## Given instruction
For the data below, report only the number of lines containing the string "between".

## Given entries
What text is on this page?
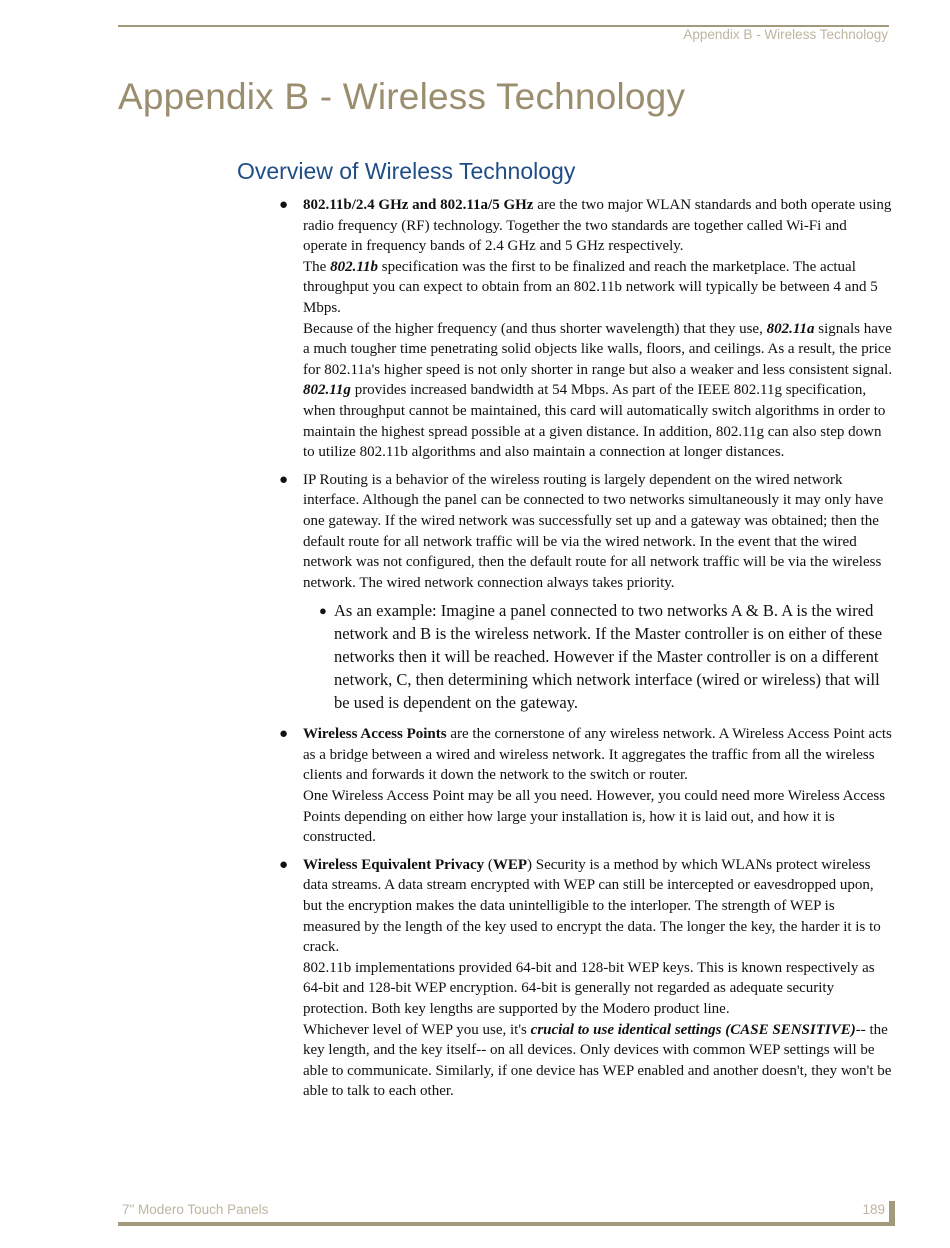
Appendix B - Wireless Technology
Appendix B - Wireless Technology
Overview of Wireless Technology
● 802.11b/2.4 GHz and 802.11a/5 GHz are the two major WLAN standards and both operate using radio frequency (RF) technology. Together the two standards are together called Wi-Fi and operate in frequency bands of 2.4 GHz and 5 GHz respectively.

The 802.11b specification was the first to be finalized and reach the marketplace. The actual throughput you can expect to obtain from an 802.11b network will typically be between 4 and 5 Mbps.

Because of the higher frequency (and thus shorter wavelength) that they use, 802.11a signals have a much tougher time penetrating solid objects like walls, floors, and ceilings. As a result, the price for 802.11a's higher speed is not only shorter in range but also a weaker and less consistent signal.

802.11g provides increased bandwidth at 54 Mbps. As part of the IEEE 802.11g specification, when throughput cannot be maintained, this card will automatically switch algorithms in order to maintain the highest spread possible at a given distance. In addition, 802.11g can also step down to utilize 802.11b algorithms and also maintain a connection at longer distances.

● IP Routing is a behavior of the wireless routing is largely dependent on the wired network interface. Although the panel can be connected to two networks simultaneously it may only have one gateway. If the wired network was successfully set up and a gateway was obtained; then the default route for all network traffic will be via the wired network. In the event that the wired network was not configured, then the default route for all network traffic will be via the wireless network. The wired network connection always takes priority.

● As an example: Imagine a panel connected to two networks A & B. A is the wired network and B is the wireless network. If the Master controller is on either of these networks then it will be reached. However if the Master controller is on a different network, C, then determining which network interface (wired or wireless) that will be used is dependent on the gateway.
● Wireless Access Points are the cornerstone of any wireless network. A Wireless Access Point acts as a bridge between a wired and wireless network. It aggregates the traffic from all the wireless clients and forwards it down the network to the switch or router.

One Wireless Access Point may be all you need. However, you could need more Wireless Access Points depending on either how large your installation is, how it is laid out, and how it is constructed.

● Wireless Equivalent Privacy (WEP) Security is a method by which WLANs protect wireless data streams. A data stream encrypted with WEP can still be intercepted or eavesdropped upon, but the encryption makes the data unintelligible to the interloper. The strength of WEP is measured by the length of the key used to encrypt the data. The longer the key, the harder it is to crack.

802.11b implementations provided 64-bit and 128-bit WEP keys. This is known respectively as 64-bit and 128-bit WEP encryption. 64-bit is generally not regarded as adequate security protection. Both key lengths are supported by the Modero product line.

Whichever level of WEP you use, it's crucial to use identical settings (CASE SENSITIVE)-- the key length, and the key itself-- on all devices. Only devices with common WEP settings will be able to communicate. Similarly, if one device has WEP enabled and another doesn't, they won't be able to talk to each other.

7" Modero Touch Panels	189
==
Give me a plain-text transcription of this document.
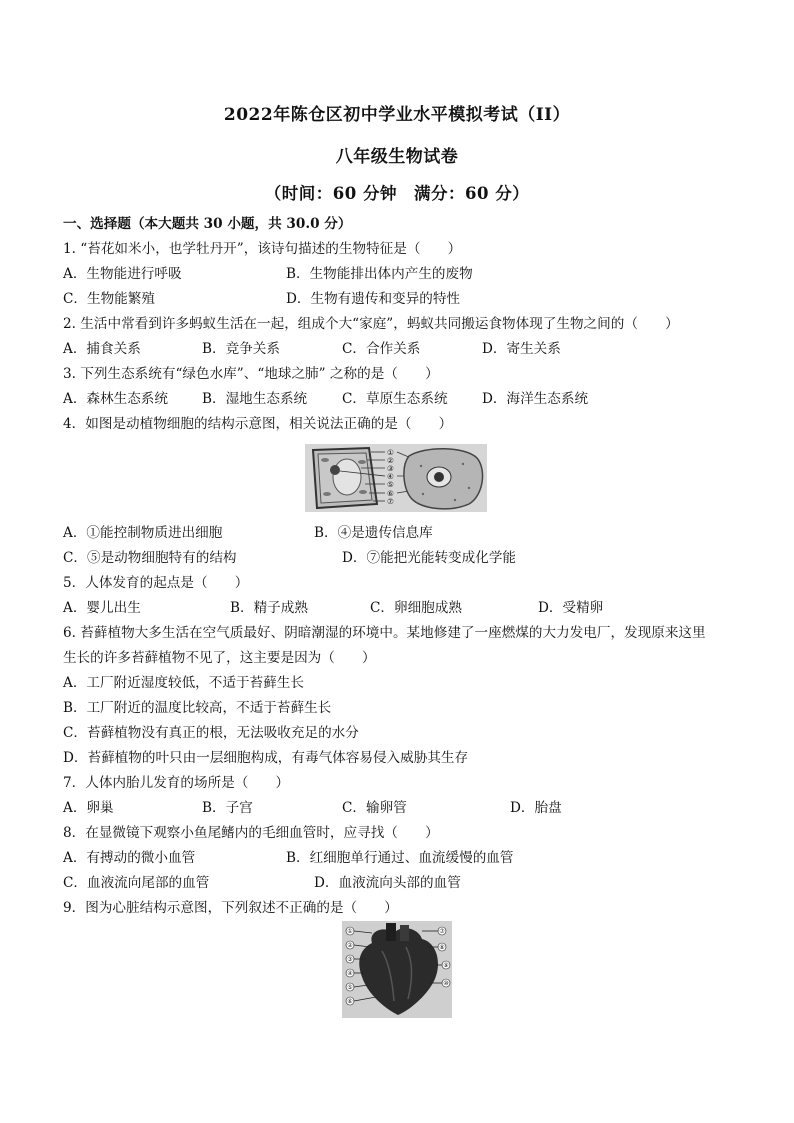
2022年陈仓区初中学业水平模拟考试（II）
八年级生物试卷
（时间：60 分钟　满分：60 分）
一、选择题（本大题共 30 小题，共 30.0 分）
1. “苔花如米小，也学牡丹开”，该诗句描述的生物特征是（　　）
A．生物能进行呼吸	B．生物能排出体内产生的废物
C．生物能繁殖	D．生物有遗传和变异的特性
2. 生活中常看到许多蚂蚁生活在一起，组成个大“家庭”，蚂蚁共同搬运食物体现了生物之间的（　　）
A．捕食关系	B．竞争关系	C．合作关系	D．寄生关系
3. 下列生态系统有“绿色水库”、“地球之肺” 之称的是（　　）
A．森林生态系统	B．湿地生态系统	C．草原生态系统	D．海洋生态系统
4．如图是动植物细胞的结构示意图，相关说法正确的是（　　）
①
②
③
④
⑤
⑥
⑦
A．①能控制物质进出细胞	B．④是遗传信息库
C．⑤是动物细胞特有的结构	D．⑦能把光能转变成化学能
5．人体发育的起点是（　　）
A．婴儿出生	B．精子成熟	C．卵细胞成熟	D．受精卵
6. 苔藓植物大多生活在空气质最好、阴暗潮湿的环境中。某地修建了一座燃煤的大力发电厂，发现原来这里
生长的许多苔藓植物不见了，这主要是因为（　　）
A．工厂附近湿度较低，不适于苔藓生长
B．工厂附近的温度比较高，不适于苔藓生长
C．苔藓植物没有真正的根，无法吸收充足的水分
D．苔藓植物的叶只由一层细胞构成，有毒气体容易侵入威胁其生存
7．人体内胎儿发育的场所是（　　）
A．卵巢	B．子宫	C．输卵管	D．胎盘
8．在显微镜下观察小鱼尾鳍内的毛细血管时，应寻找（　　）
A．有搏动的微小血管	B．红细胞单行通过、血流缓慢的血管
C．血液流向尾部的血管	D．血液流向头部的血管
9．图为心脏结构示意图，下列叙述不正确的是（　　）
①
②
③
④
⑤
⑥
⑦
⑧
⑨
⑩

## Response to this task
2